Selected extract >>
*****

Expectations
From whom does one have an expectation? Generally it is from
self, children, spouse, colleagues, teachers and friends etc.
Based on conditioning there will
be some expectations set, where one is expected to have moral values, be rich, and
be successful and so on. These expectations are set by parents, competition
amongst siblings, peers and experiences during the growing years and beyond.
Obvious is the influence of parents but in a subtle manner the other factors
also come into play. When we become aware of these factors, one needs to
re-evaluate these expectations and set reasonable expectations from one’s own self;
else we may land up being unhappy trying to satisfy unreasonable expectations.
For example a child who has seen criticism for non-achievement and praise for good
marks by the people he interacts with, be it parents, teachers or peers may
grow up with the attitude that to fail in something is not acceptable, so
instead if effort could be appreciated and acceptance taught for results either
ways then the child will stay more balanced. But as we grow older we need to
become aware of such impressions in our mind and overcome our conditioning and
set our expectations right to live a fuller and happier life.
The personality of the
individual is moulded by many factors be it genes, parents,
competition, peers and experiences of life etc.and to what extent, will
depend on the unique abilities of each individual to respond to these
influences. Some are very vulnerable and are quick to get influenced while
others may be overconfident and not care. While there will be a few who could
choose to learn from the right influences.
Given that the personality of
each individual is moulded by so many factors, it is strange when we begin to
expect so many things out of another individual be it our child, spouse,
teachers, colleagues or friends.
For example our own child has
influences which go beyond the confines of our home and has the genes of not
one but two different individuals with their specific ancestors. As parents we
begin to think we have made these children and begin to have expectations of
them which in a way seem unfair. Like mentioned by many a great person whose
words bring a new understanding which is, we were just a means for our children
to come into existence and need to support and guide them but beyond that we
need to simply celebrate the joy of watching them grow and drop all
expectations.
Similarly expectations from a
spouse are so evident and are set as per the culture one belongs to. For
example a man is supposed to earn and a woman is supposed to be cook and care
for kids. These expectations have been set based on various factors over the
years and are specific to the culture and these expectations in a way are
worked out before two persons get into wedlock. And after that the story could
pretty much be “they happily live ever after...”, if we could give attention to
two things
- Do not take your spouse for granted – Simple fact to be understood is that the person we are married to has his/her own personality which has been made not in a moment but over the years and in fact generations. And marriage in no way begins to mean ownership of the spouse, it is so typical to see couples take each other for granted which is a shame, instead if one could develop an attitude of gratitude for being lucky to have a person with whom we can share our joys and sorrows, then we will constantly learn to use the words and mean them like please, “thank you” and let the simple gestures convey the words “Love You”

*****

(Page layout parsing data)
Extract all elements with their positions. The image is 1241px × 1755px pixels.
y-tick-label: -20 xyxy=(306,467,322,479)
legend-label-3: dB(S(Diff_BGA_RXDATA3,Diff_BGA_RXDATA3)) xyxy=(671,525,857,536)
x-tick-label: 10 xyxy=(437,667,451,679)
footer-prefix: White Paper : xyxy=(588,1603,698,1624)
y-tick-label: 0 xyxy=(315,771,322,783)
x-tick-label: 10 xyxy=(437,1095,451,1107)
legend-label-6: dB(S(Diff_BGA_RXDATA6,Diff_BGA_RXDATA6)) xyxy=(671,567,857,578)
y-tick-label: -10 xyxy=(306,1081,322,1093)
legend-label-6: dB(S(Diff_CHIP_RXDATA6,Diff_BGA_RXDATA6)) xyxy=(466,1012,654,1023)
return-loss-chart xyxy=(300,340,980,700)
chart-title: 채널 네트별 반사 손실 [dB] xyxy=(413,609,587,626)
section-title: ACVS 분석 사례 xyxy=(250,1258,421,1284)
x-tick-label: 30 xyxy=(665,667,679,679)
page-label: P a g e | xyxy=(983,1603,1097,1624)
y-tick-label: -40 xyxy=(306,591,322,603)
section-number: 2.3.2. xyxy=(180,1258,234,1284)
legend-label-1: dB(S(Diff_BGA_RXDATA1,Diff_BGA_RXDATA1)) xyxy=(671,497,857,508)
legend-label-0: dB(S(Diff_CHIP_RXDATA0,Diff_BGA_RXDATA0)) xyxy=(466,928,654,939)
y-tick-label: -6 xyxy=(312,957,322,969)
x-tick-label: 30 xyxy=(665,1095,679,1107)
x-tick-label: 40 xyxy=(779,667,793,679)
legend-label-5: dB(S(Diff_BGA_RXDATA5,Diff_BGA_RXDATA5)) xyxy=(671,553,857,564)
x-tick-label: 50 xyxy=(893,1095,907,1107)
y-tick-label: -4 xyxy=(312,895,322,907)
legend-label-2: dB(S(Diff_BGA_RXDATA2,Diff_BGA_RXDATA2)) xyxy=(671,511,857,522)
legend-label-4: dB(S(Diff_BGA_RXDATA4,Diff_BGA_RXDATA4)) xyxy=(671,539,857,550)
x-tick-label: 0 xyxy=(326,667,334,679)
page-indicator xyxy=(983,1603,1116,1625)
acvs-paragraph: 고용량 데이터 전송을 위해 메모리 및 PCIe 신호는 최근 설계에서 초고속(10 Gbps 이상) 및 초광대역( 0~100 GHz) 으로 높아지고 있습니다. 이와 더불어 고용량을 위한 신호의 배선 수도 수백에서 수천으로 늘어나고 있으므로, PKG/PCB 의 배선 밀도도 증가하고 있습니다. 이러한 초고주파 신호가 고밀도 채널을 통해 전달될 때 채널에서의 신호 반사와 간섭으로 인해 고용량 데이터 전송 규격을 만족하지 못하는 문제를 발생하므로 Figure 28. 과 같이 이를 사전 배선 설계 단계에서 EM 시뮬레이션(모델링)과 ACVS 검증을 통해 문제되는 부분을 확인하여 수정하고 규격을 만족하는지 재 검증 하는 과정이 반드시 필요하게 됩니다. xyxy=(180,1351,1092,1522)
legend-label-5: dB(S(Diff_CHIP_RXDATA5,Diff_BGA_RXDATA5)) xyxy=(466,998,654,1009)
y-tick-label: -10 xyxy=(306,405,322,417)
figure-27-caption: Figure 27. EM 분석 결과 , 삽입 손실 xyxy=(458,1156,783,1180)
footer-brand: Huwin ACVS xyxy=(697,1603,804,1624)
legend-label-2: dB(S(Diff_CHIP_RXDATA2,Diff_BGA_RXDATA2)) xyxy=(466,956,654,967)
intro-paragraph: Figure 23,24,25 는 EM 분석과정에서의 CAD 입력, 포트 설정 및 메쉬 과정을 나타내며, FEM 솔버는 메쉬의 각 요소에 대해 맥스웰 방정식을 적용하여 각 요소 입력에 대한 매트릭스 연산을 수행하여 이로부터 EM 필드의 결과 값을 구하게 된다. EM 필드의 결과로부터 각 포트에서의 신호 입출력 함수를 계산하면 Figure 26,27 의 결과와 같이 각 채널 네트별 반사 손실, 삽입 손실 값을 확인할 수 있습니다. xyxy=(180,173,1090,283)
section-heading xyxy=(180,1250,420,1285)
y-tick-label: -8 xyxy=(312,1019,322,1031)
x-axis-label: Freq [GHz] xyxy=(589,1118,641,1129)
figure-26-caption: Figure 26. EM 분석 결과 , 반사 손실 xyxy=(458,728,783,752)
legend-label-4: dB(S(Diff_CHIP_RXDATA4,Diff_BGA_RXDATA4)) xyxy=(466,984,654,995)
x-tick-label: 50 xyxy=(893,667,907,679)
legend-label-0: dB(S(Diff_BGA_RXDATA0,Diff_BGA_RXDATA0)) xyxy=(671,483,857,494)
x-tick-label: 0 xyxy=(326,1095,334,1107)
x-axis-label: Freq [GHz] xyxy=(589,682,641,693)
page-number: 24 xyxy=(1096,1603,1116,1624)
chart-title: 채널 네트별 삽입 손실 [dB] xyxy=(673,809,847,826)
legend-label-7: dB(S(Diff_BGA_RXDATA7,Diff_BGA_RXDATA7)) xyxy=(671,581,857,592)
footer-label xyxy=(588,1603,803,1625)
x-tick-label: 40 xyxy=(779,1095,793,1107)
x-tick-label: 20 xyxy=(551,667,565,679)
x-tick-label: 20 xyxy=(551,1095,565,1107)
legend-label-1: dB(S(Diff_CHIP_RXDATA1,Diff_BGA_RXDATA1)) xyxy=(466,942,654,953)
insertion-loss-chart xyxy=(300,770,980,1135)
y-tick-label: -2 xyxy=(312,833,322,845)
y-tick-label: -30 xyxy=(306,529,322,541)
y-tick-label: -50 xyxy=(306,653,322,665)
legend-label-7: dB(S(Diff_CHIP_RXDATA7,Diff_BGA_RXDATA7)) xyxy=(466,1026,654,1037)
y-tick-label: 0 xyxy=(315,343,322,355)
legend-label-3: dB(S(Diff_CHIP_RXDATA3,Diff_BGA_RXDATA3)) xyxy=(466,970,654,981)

*****

Goal of the exercise >> According to the text on expectations, what sets the expectations that arise from conditioning? The lines stand as material separate from the text on expectations.

Finished exercise >> They are set by parents, competition amongst siblings, peers, and experiences during the growing years and beyond.